→ **What is expected**: Set down every record once more, exactly as given.

··· Records shown

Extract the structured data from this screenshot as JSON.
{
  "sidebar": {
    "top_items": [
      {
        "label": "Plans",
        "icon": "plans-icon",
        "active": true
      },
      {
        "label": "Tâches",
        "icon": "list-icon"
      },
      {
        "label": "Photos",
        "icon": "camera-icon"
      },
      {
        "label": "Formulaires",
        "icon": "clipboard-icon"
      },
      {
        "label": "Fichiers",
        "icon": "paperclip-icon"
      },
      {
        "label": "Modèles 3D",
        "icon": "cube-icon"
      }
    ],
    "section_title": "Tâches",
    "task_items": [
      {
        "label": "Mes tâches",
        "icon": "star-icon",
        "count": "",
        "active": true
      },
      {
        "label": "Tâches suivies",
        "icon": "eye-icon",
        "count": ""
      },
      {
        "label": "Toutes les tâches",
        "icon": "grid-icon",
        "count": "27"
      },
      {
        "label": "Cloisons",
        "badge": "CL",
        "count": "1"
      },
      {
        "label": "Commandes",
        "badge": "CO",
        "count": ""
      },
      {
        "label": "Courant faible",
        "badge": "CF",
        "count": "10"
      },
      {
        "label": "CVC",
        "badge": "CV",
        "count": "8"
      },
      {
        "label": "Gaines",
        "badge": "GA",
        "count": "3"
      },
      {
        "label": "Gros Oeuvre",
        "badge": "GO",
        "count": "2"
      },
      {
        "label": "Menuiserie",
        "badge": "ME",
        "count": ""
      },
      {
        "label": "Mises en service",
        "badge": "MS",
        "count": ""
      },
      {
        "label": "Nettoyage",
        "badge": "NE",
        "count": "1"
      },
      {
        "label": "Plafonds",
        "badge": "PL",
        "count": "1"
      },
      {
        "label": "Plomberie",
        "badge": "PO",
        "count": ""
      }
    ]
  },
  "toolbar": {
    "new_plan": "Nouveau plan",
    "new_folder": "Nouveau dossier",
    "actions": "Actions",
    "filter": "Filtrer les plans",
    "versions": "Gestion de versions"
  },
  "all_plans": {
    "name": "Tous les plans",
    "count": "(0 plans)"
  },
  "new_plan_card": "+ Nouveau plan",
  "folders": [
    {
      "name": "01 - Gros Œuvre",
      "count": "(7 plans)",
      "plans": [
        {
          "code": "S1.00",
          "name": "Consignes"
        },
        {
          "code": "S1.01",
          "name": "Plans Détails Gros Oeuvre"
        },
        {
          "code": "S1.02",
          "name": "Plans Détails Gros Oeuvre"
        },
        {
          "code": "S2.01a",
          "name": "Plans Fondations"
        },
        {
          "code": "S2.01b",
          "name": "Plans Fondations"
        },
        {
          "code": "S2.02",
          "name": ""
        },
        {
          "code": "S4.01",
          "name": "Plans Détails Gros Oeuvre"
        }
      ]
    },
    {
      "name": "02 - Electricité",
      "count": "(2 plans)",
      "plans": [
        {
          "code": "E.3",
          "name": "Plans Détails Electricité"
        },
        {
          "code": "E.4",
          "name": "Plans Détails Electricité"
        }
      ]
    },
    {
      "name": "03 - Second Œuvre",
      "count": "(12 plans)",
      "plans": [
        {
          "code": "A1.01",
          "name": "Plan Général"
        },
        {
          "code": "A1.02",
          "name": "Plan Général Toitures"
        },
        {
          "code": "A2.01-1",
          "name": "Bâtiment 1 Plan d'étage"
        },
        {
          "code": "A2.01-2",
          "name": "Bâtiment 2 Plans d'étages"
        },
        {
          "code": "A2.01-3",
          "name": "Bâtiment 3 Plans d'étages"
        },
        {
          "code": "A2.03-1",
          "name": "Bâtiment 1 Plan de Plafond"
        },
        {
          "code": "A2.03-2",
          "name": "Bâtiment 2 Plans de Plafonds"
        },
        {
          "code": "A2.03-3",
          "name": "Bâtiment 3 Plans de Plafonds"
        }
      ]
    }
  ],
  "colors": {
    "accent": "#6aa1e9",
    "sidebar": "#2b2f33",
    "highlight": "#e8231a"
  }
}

······

→ **Result for this exercise**:
Extract the structured data from this screenshot as JSON.
{
  "sidebar": {
    "top_items": [
      {
        "label": "Plans",
        "icon": "plans-icon",
        "active": true
      },
      {
        "label": "Tâches",
        "icon": "list-icon"
      },
      {
        "label": "Photos",
        "icon": "camera-icon"
      },
      {
        "label": "Formulaires",
        "icon": "clipboard-icon"
      },
      {
        "label": "Fichiers",
        "icon": "paperclip-icon"
      },
      {
        "label": "Modèles 3D",
        "icon": "cube-icon"
      }
    ],
    "section_title": "Tâches",
    "task_items": [
      {
        "label": "Mes tâches",
        "icon": "star-icon",
        "count": "",
        "active": true
      },
      {
        "label": "Tâches suivies",
        "icon": "eye-icon",
        "count": ""
      },
      {
        "label": "Toutes les tâches",
        "icon": "grid-icon",
        "count": "27"
      },
      {
        "label": "Cloisons",
        "badge": "CL",
        "count": "1"
      },
      {
        "label": "Commandes",
        "badge": "CO",
        "count": ""
      },
      {
        "label": "Courant faible",
        "badge": "CF",
        "count": "10"
      },
      {
        "label": "CVC",
        "badge": "CV",
        "count": "8"
      },
      {
        "label": "Gaines",
        "badge": "GA",
        "count": "3"
      },
      {
        "label": "Gros Oeuvre",
        "badge": "GO",
        "count": "2"
      },
      {
        "label": "Menuiserie",
        "badge": "ME",
        "count": ""
      },
      {
        "label": "Mises en service",
        "badge": "MS",
        "count": ""
      },
      {
        "label": "Nettoyage",
        "badge": "NE",
        "count": "1"
      },
      {
        "label": "Plafonds",
        "badge": "PL",
        "count": "1"
      },
      {
        "label": "Plomberie",
        "badge": "PO",
        "count": ""
      }
    ]
  },
  "toolbar": {
    "new_plan": "Nouveau plan",
    "new_folder": "Nouveau dossier",
    "actions": "Actions",
    "filter": "Filtrer les plans",
    "versions": "Gestion de versions"
  },
  "all_plans": {
    "name": "Tous les plans",
    "count": "(0 plans)"
  },
  "new_plan_card": "+ Nouveau plan",
  "folders": [
    {
      "name": "01 - Gros Œuvre",
      "count": "(7 plans)",
      "plans": [
        {
          "code": "S1.00",
          "name": "Consignes"
        },
        {
          "code": "S1.01",
          "name": "Plans Détails Gros Oeuvre"
        },
        {
          "code": "S1.02",
          "name": "Plans Détails Gros Oeuvre"
        },
        {
          "code": "S2.01a",
          "name": "Plans Fondations"
        },
        {
          "code": "S2.01b",
          "name": "Plans Fondations"
        },
        {
          "code": "S2.02",
          "name": ""
        },
        {
          "code": "S4.01",
          "name": "Plans Détails Gros Oeuvre"
        }
      ]
    },
    {
      "name": "02 - Electricité",
      "count": "(2 plans)",
      "plans": [
        {
          "code": "E.3",
          "name": "Plans Détails Electricité"
        },
        {
          "code": "E.4",
          "name": "Plans Détails Electricité"
        }
      ]
    },
    {
      "name": "03 - Second Œuvre",
      "count": "(12 plans)",
      "plans": [
        {
          "code": "A1.01",
          "name": "Plan Général"
        },
        {
          "code": "A1.02",
          "name": "Plan Général Toitures"
        },
        {
          "code": "A2.01-1",
          "name": "Bâtiment 1 Plan d'étage"
        },
        {
          "code": "A2.01-2",
          "name": "Bâtiment 2 Plans d'étages"
        },
        {
          "code": "A2.01-3",
          "name": "Bâtiment 3 Plans d'étages"
        },
        {
          "code": "A2.03-1",
          "name": "Bâtiment 1 Plan de Plafond"
        },
        {
          "code": "A2.03-2",
          "name": "Bâtiment 2 Plans de Plafonds"
        },
        {
          "code": "A2.03-3",
          "name": "Bâtiment 3 Plans de Plafonds"
        }
      ]
    }
  ],
  "colors": {
    "accent": "#6aa1e9",
    "sidebar": "#2b2f33",
    "highlight": "#e8231a"
  }
}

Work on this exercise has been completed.